__EXERCISE AIM__: Look through the lines below and extract each one that contains "STATE".

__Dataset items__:
BEGIN

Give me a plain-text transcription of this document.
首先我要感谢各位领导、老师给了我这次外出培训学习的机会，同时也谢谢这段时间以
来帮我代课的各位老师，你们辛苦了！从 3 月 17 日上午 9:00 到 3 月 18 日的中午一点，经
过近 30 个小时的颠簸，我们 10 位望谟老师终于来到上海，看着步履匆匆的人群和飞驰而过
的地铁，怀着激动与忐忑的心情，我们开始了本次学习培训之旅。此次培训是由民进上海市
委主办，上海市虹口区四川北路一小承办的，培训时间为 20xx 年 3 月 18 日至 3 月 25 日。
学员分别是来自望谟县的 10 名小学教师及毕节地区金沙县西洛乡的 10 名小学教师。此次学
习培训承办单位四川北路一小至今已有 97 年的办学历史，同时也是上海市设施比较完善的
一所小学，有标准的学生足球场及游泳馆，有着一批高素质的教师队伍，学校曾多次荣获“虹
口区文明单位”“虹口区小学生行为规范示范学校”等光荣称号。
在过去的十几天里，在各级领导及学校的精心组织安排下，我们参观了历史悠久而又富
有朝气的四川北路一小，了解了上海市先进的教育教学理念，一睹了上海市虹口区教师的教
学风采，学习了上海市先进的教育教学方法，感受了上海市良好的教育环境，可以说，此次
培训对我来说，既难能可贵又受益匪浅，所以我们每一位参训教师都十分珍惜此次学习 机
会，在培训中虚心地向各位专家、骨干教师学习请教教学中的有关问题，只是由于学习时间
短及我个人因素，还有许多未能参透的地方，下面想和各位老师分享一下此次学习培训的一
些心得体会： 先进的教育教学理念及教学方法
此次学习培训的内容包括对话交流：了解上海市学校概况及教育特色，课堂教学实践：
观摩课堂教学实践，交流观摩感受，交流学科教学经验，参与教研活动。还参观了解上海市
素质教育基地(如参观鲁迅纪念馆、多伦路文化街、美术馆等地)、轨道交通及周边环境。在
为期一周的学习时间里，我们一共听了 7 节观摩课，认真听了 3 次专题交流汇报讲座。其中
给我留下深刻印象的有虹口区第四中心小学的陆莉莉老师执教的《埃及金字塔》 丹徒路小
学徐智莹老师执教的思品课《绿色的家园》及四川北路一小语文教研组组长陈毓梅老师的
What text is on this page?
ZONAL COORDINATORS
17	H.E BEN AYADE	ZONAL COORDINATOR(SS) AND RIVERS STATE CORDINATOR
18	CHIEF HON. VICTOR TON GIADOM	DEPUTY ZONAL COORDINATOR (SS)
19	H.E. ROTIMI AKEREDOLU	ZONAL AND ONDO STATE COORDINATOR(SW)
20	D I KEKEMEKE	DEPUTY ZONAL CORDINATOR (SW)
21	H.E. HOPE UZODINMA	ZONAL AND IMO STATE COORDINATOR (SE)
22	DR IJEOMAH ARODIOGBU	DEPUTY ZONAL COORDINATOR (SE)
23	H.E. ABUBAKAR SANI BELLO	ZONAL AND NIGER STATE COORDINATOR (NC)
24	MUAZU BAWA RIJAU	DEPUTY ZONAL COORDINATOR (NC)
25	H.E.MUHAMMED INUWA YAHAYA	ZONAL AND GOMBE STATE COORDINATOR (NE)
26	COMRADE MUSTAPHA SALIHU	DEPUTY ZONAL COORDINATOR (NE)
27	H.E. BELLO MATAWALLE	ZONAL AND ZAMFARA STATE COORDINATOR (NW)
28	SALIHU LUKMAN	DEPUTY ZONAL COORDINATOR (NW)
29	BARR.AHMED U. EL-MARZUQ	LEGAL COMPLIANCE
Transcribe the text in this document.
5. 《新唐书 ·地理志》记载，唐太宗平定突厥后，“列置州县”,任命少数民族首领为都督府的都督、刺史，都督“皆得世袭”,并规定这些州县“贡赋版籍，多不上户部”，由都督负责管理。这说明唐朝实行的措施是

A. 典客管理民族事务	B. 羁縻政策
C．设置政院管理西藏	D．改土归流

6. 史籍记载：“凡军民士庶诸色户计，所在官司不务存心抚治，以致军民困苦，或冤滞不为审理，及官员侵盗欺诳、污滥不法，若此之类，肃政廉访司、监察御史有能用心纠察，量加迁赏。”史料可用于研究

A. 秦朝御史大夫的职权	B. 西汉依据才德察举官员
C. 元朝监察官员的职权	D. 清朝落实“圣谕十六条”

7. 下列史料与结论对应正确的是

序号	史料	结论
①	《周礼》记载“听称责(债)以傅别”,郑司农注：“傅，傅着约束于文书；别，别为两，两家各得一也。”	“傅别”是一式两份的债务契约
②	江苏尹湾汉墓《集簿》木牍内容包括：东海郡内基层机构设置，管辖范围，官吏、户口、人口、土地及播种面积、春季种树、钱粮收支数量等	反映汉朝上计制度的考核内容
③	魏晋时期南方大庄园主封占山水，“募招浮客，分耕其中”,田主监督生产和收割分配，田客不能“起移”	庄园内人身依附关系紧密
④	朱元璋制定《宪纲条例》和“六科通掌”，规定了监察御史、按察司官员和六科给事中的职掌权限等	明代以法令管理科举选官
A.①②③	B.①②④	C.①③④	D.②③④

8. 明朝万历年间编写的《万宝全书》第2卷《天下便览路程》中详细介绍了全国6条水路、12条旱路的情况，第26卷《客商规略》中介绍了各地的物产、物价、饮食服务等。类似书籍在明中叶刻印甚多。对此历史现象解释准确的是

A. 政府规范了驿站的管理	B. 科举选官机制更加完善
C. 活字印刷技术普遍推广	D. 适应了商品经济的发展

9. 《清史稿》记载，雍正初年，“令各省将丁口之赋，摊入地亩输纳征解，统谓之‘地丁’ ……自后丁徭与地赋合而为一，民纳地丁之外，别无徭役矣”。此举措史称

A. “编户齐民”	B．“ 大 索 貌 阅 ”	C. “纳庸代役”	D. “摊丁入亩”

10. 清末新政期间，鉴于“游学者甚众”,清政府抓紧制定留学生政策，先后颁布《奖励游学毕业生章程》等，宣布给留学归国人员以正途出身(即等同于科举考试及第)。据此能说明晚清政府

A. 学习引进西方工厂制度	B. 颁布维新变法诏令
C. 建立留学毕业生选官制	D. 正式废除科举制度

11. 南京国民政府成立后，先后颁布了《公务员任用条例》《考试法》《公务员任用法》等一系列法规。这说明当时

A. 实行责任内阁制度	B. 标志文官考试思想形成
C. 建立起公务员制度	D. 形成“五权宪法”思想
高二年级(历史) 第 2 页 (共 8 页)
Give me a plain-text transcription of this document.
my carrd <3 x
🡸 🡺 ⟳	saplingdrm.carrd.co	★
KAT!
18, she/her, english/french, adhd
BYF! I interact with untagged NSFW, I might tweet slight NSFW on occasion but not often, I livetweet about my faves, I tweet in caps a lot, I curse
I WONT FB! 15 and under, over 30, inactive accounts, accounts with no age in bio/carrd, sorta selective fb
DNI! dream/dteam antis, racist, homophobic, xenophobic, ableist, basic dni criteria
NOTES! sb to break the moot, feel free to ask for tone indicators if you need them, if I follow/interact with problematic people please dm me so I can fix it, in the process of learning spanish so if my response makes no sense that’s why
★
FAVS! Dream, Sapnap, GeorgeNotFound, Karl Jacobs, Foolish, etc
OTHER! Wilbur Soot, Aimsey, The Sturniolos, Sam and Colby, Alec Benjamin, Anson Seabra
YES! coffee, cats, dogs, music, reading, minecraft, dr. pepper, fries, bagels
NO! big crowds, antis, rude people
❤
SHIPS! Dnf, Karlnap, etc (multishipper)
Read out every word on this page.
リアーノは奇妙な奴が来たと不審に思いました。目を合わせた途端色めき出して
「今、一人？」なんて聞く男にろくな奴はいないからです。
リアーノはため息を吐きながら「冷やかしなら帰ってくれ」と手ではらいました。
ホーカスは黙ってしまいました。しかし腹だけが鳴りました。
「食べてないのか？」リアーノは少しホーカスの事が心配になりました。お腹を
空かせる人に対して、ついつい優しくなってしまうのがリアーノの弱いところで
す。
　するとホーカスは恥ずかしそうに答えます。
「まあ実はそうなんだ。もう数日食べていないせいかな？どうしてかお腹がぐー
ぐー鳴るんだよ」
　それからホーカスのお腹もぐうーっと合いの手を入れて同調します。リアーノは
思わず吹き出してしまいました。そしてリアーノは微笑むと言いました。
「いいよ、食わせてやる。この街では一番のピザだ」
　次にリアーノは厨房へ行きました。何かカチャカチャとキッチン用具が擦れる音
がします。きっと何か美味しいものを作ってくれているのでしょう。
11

END

__EXERCISE RESPONSE__:
17	H.E BEN AYADE	ZONAL COORDINATOR(SS) AND RIVERS STATE CORDINATOR
19	H.E. ROTIMI AKEREDOLU	ZONAL AND ONDO STATE COORDINATOR(SW)
21	H.E. HOPE UZODINMA	ZONAL AND IMO STATE COORDINATOR (SE)
23	H.E. ABUBAKAR SANI BELLO	ZONAL AND NIGER STATE COORDINATOR (NC)
25	H.E.MUHAMMED INUWA YAHAYA	ZONAL AND GOMBE STATE COORDINATOR (NE)
27	H.E. BELLO MATAWALLE	ZONAL AND ZAMFARA STATE COORDINATOR (NW)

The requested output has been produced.